◆ Data extract ◆
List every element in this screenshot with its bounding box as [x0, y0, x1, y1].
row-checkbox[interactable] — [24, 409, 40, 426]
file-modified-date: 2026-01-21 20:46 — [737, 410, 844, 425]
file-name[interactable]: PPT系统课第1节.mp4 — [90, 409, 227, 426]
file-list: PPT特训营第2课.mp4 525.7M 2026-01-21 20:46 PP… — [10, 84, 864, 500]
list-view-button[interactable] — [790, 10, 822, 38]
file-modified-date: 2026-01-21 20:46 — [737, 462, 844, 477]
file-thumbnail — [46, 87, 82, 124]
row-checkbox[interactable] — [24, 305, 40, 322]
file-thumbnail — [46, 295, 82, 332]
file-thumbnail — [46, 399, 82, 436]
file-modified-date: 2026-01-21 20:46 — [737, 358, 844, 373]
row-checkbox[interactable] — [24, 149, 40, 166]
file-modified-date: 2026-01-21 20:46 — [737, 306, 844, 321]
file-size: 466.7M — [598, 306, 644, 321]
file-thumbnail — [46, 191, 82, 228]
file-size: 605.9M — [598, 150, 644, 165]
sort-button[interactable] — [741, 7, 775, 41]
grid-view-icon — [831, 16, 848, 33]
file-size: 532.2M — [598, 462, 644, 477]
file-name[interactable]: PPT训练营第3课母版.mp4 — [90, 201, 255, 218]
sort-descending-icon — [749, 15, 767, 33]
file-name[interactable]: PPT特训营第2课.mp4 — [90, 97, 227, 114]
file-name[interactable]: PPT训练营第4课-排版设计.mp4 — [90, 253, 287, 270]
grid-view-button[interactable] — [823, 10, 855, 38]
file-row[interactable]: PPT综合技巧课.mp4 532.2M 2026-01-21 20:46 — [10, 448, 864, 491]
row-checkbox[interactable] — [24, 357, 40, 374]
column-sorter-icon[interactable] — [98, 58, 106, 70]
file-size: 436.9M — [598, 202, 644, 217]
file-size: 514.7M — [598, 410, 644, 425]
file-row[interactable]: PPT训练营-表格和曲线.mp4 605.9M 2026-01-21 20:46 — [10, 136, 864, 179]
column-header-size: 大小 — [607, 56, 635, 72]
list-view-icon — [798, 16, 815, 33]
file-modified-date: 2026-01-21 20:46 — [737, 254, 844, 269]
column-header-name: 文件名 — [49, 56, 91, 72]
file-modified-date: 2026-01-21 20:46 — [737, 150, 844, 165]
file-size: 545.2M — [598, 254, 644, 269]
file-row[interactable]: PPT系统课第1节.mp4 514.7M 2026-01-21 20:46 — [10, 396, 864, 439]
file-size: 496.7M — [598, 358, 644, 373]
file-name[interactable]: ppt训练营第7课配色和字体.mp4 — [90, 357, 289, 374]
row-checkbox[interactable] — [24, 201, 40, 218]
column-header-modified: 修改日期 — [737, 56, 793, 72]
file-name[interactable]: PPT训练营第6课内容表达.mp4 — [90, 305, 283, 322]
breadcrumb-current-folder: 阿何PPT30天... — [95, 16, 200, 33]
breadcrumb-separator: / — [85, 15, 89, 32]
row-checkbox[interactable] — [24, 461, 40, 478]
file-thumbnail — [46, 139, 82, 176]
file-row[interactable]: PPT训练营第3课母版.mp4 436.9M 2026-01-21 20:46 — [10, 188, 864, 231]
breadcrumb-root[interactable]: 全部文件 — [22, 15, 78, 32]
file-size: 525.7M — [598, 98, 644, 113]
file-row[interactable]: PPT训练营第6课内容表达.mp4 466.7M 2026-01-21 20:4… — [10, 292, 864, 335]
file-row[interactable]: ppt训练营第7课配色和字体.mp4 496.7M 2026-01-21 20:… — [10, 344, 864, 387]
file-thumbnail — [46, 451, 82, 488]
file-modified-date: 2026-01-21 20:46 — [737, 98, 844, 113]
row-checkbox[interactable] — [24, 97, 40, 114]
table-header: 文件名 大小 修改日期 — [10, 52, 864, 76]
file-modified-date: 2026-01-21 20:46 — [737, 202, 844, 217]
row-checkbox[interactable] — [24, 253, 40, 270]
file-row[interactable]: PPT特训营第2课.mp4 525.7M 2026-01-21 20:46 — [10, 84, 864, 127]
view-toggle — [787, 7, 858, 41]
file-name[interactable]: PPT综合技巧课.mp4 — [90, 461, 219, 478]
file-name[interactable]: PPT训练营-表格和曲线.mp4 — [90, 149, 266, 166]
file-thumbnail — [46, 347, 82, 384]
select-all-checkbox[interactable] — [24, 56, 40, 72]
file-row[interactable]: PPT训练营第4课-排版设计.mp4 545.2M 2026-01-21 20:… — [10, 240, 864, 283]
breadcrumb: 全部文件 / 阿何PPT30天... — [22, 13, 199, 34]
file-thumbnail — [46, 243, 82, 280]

...

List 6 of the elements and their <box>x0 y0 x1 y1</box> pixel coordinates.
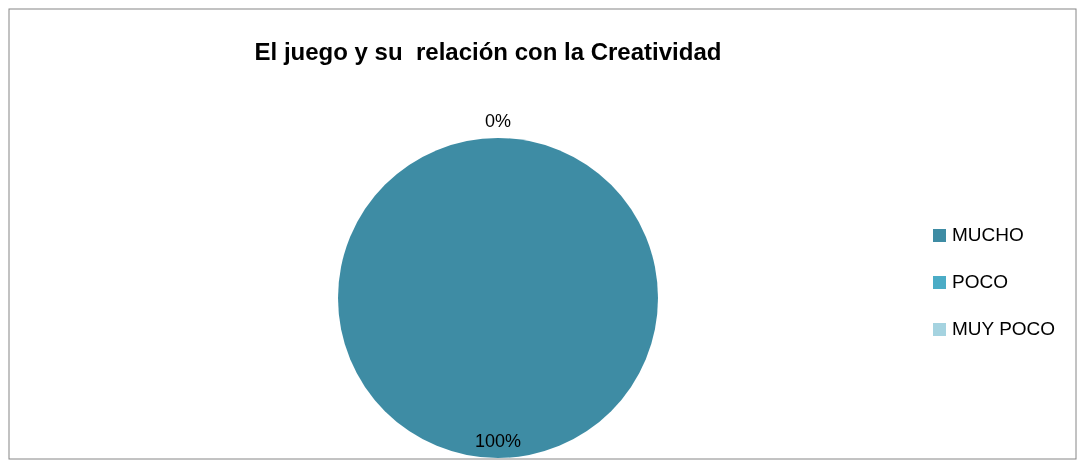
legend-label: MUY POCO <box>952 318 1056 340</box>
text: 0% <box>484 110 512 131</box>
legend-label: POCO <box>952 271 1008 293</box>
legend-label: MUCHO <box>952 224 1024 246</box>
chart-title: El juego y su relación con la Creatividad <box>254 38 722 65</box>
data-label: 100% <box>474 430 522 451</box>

◆ Directions for this task ◆
List each line of the data above that contains the string "grid".

◆ The answer ◆
grid-view-icon — [831, 16, 848, 33]
grid-view-button[interactable] — [823, 10, 855, 38]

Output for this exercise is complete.